PROBLEM REQUIREMENTS = Will you write out the data exactly, excluding every picture?

Records about charts and figures
(begin)

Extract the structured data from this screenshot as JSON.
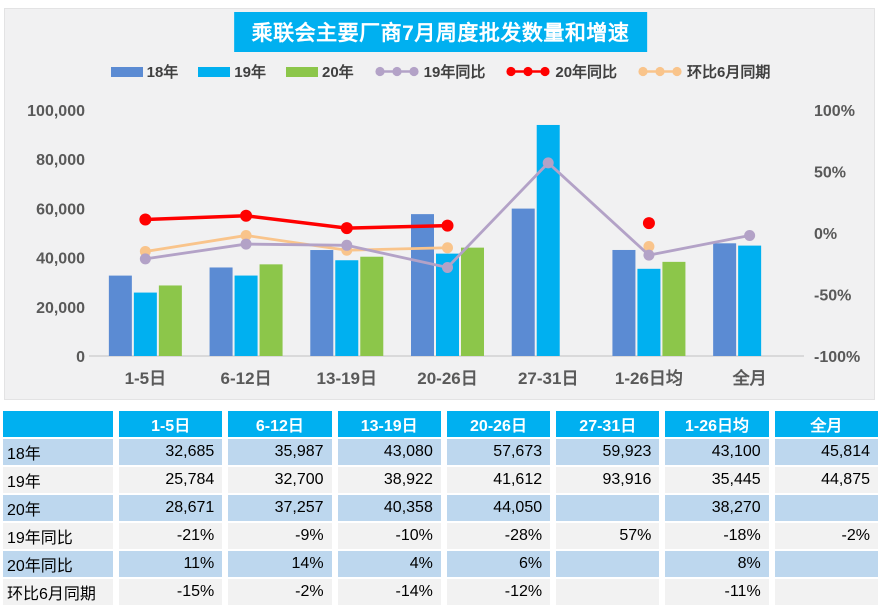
{
  "title": "乘联会主要厂商7月周度批发数量和增速",
  "colors": {
    "accent_cyan": "#00B0F0",
    "bar_18": "#5B8BD3",
    "bar_19": "#00B0F0",
    "bar_20": "#8CC64A",
    "line_19_yoy": "#B3A2C7",
    "line_20_yoy": "#FF0000",
    "line_mom_june": "#F9C48B",
    "panel_bg": "#F1F1F2",
    "axis_text": "#595959",
    "table_row_blue": "#BDD7EE",
    "table_row_gray": "#F2F2F2"
  },
  "chart_data": {
    "type": "bar+line combo",
    "title": "乘联会主要厂商7月周度批发数量和增速",
    "categories": [
      "1-5日",
      "6-12日",
      "13-19日",
      "20-26日",
      "27-31日",
      "1-26日均",
      "全月"
    ],
    "bar_series": [
      {
        "name": "18年",
        "color": "#5B8BD3",
        "values": [
          32685,
          35987,
          43080,
          57673,
          59923,
          43100,
          45814
        ]
      },
      {
        "name": "19年",
        "color": "#00B0F0",
        "values": [
          25784,
          32700,
          38922,
          41612,
          93916,
          35445,
          44875
        ]
      },
      {
        "name": "20年",
        "color": "#8CC64A",
        "values": [
          28671,
          37257,
          40358,
          44050,
          null,
          38270,
          null
        ]
      }
    ],
    "line_series": [
      {
        "name": "19年同比",
        "color": "#B3A2C7",
        "values_pct": [
          -21,
          -9,
          -10,
          -28,
          57,
          -18,
          -2
        ]
      },
      {
        "name": "20年同比",
        "color": "#FF0000",
        "values_pct": [
          11,
          14,
          4,
          6,
          null,
          8,
          null
        ]
      },
      {
        "name": "环比6月同期",
        "color": "#F9C48B",
        "values_pct": [
          -15,
          -2,
          -14,
          -12,
          null,
          -11,
          null
        ]
      }
    ],
    "left_axis": {
      "min": 0,
      "max": 100000,
      "tick_values": [
        0,
        20000,
        40000,
        60000,
        80000,
        100000
      ],
      "tick_labels": [
        "0",
        "20,000",
        "40,000",
        "60,000",
        "80,000",
        "100,000"
      ]
    },
    "right_axis": {
      "min": -100,
      "max": 100,
      "tick_values": [
        -100,
        -50,
        0,
        50,
        100
      ],
      "tick_labels": [
        "-100%",
        "-50%",
        "0%",
        "50%",
        "100%"
      ]
    },
    "grid": false,
    "legend_position": "top"
  },
  "table": {
    "header": [
      "",
      "1-5日",
      "6-12日",
      "13-19日",
      "20-26日",
      "27-31日",
      "1-26日均",
      "全月"
    ],
    "rows": [
      {
        "label": "18年",
        "values": [
          "32,685",
          "35,987",
          "43,080",
          "57,673",
          "59,923",
          "43,100",
          "45,814"
        ]
      },
      {
        "label": "19年",
        "values": [
          "25,784",
          "32,700",
          "38,922",
          "41,612",
          "93,916",
          "35,445",
          "44,875"
        ]
      },
      {
        "label": "20年",
        "values": [
          "28,671",
          "37,257",
          "40,358",
          "44,050",
          "",
          "38,270",
          ""
        ]
      },
      {
        "label": "19年同比",
        "values": [
          "-21%",
          "-9%",
          "-10%",
          "-28%",
          "57%",
          "-18%",
          "-2%"
        ]
      },
      {
        "label": "20年同比",
        "values": [
          "11%",
          "14%",
          "4%",
          "6%",
          "",
          "8%",
          ""
        ]
      },
      {
        "label": "环比6月同期",
        "values": [
          "-15%",
          "-2%",
          "-14%",
          "-12%",
          "",
          "-11%",
          ""
        ]
      }
    ]
  }
}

(end)

ANSWER FOR THIS EXERCISE =
Extract the structured data from this screenshot as JSON.
{
  "title": "乘联会主要厂商7月周度批发数量和增速",
  "colors": {
    "accent_cyan": "#00B0F0",
    "bar_18": "#5B8BD3",
    "bar_19": "#00B0F0",
    "bar_20": "#8CC64A",
    "line_19_yoy": "#B3A2C7",
    "line_20_yoy": "#FF0000",
    "line_mom_june": "#F9C48B",
    "panel_bg": "#F1F1F2",
    "axis_text": "#595959",
    "table_row_blue": "#BDD7EE",
    "table_row_gray": "#F2F2F2"
  },
  "chart_data": {
    "type": "bar+line combo",
    "title": "乘联会主要厂商7月周度批发数量和增速",
    "categories": [
      "1-5日",
      "6-12日",
      "13-19日",
      "20-26日",
      "27-31日",
      "1-26日均",
      "全月"
    ],
    "bar_series": [
      {
        "name": "18年",
        "color": "#5B8BD3",
        "values": [
          32685,
          35987,
          43080,
          57673,
          59923,
          43100,
          45814
        ]
      },
      {
        "name": "19年",
        "color": "#00B0F0",
        "values": [
          25784,
          32700,
          38922,
          41612,
          93916,
          35445,
          44875
        ]
      },
      {
        "name": "20年",
        "color": "#8CC64A",
        "values": [
          28671,
          37257,
          40358,
          44050,
          null,
          38270,
          null
        ]
      }
    ],
    "line_series": [
      {
        "name": "19年同比",
        "color": "#B3A2C7",
        "values_pct": [
          -21,
          -9,
          -10,
          -28,
          57,
          -18,
          -2
        ]
      },
      {
        "name": "20年同比",
        "color": "#FF0000",
        "values_pct": [
          11,
          14,
          4,
          6,
          null,
          8,
          null
        ]
      },
      {
        "name": "环比6月同期",
        "color": "#F9C48B",
        "values_pct": [
          -15,
          -2,
          -14,
          -12,
          null,
          -11,
          null
        ]
      }
    ],
    "left_axis": {
      "min": 0,
      "max": 100000,
      "tick_values": [
        0,
        20000,
        40000,
        60000,
        80000,
        100000
      ],
      "tick_labels": [
        "0",
        "20,000",
        "40,000",
        "60,000",
        "80,000",
        "100,000"
      ]
    },
    "right_axis": {
      "min": -100,
      "max": 100,
      "tick_values": [
        -100,
        -50,
        0,
        50,
        100
      ],
      "tick_labels": [
        "-100%",
        "-50%",
        "0%",
        "50%",
        "100%"
      ]
    },
    "grid": false,
    "legend_position": "top"
  },
  "table": {
    "header": [
      "",
      "1-5日",
      "6-12日",
      "13-19日",
      "20-26日",
      "27-31日",
      "1-26日均",
      "全月"
    ],
    "rows": [
      {
        "label": "18年",
        "values": [
          "32,685",
          "35,987",
          "43,080",
          "57,673",
          "59,923",
          "43,100",
          "45,814"
        ]
      },
      {
        "label": "19年",
        "values": [
          "25,784",
          "32,700",
          "38,922",
          "41,612",
          "93,916",
          "35,445",
          "44,875"
        ]
      },
      {
        "label": "20年",
        "values": [
          "28,671",
          "37,257",
          "40,358",
          "44,050",
          "",
          "38,270",
          ""
        ]
      },
      {
        "label": "19年同比",
        "values": [
          "-21%",
          "-9%",
          "-10%",
          "-28%",
          "57%",
          "-18%",
          "-2%"
        ]
      },
      {
        "label": "20年同比",
        "values": [
          "11%",
          "14%",
          "4%",
          "6%",
          "",
          "8%",
          ""
        ]
      },
      {
        "label": "环比6月同期",
        "values": [
          "-15%",
          "-2%",
          "-14%",
          "-12%",
          "",
          "-11%",
          ""
        ]
      }
    ]
  }
}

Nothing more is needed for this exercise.